>>>
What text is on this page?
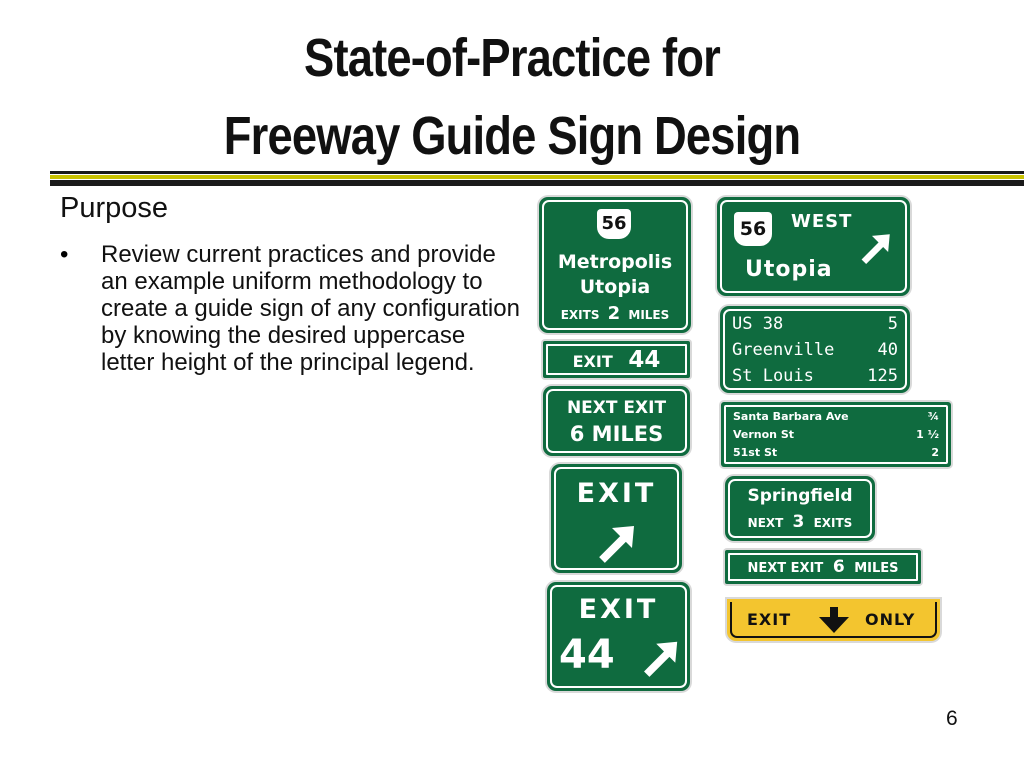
State-of-Practice for
Freeway Guide Sign Design
Purpose
• Review current practices and provide an example uniform methodology to create a guide sign of any configuration by knowing the desired uppercase letter height of the principal legend.
56
Metropolis
Utopia
EXITS 2 MILES
EXIT 44
NEXT EXIT
6 MILES
EXIT
EXIT
44
56	WEST
Utopia
US 38	5
Greenville	40
St Louis	125
Santa Barbara Ave	¾
Vernon St	1 ½
51st St	2
Springfield
NEXT 3 EXITS
NEXT EXIT 6 MILES
EXIT	ONLY
6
<<<
■ WORK TO BE COMPLETED
Work out the count of lines containing the word "MILES", then write only that count.

■ EXPECTED ANSWER
3